RECORDED INFORMATION

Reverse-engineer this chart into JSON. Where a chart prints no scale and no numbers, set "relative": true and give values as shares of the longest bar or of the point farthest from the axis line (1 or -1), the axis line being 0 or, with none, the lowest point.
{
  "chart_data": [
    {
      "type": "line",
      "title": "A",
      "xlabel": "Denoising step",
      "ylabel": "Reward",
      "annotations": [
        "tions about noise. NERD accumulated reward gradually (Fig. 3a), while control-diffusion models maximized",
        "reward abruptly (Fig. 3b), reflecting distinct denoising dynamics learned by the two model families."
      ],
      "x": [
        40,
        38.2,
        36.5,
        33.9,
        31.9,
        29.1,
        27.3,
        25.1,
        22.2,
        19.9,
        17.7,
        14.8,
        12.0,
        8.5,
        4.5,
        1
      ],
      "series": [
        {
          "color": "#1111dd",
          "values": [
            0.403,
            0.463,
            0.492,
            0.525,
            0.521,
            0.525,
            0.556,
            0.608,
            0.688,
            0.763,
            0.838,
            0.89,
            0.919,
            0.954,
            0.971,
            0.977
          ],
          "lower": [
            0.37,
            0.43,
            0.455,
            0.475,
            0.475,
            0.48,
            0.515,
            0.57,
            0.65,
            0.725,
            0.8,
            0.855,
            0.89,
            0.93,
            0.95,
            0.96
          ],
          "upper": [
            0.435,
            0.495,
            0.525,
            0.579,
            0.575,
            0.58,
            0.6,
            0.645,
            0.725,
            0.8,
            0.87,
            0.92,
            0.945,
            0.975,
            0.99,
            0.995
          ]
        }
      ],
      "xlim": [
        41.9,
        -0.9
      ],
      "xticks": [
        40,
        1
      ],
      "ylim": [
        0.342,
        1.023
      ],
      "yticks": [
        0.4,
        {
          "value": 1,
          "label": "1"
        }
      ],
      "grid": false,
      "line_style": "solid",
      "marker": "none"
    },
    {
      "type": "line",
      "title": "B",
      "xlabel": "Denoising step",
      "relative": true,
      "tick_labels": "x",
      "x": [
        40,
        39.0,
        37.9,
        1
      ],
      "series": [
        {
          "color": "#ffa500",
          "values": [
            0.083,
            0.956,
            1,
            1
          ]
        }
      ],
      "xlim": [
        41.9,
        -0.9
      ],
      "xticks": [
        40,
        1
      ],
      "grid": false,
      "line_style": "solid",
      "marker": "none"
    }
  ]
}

TASK REQUIREMENTS
Output the records above in their entirety, exactly.

WORKED SOLUTION
Reverse-engineer this chart into JSON. Where a chart prints no scale and no numbers, set "relative": true and give values as shares of the longest bar or of the point farthest from the axis line (1 or -1), the axis line being 0 or, with none, the lowest point.
{
  "chart_data": [
    {
      "type": "line",
      "title": "A",
      "xlabel": "Denoising step",
      "ylabel": "Reward",
      "annotations": [
        "tions about noise. NERD accumulated reward gradually (Fig. 3a), while control-diffusion models maximized",
        "reward abruptly (Fig. 3b), reflecting distinct denoising dynamics learned by the two model families."
      ],
      "x": [
        40,
        38.2,
        36.5,
        33.9,
        31.9,
        29.1,
        27.3,
        25.1,
        22.2,
        19.9,
        17.7,
        14.8,
        12.0,
        8.5,
        4.5,
        1
      ],
      "series": [
        {
          "color": "#1111dd",
          "values": [
            0.403,
            0.463,
            0.492,
            0.525,
            0.521,
            0.525,
            0.556,
            0.608,
            0.688,
            0.763,
            0.838,
            0.89,
            0.919,
            0.954,
            0.971,
            0.977
          ],
          "lower": [
            0.37,
            0.43,
            0.455,
            0.475,
            0.475,
            0.48,
            0.515,
            0.57,
            0.65,
            0.725,
            0.8,
            0.855,
            0.89,
            0.93,
            0.95,
            0.96
          ],
          "upper": [
            0.435,
            0.495,
            0.525,
            0.579,
            0.575,
            0.58,
            0.6,
            0.645,
            0.725,
            0.8,
            0.87,
            0.92,
            0.945,
            0.975,
            0.99,
            0.995
          ]
        }
      ],
      "xlim": [
        41.9,
        -0.9
      ],
      "xticks": [
        40,
        1
      ],
      "ylim": [
        0.342,
        1.023
      ],
      "yticks": [
        0.4,
        {
          "value": 1,
          "label": "1"
        }
      ],
      "grid": false,
      "line_style": "solid",
      "marker": "none"
    },
    {
      "type": "line",
      "title": "B",
      "xlabel": "Denoising step",
      "relative": true,
      "tick_labels": "x",
      "x": [
        40,
        39.0,
        37.9,
        1
      ],
      "series": [
        {
          "color": "#ffa500",
          "values": [
            0.083,
            0.956,
            1,
            1
          ]
        }
      ],
      "xlim": [
        41.9,
        -0.9
      ],
      "xticks": [
        40,
        1
      ],
      "grid": false,
      "line_style": "solid",
      "marker": "none"
    }
  ]
}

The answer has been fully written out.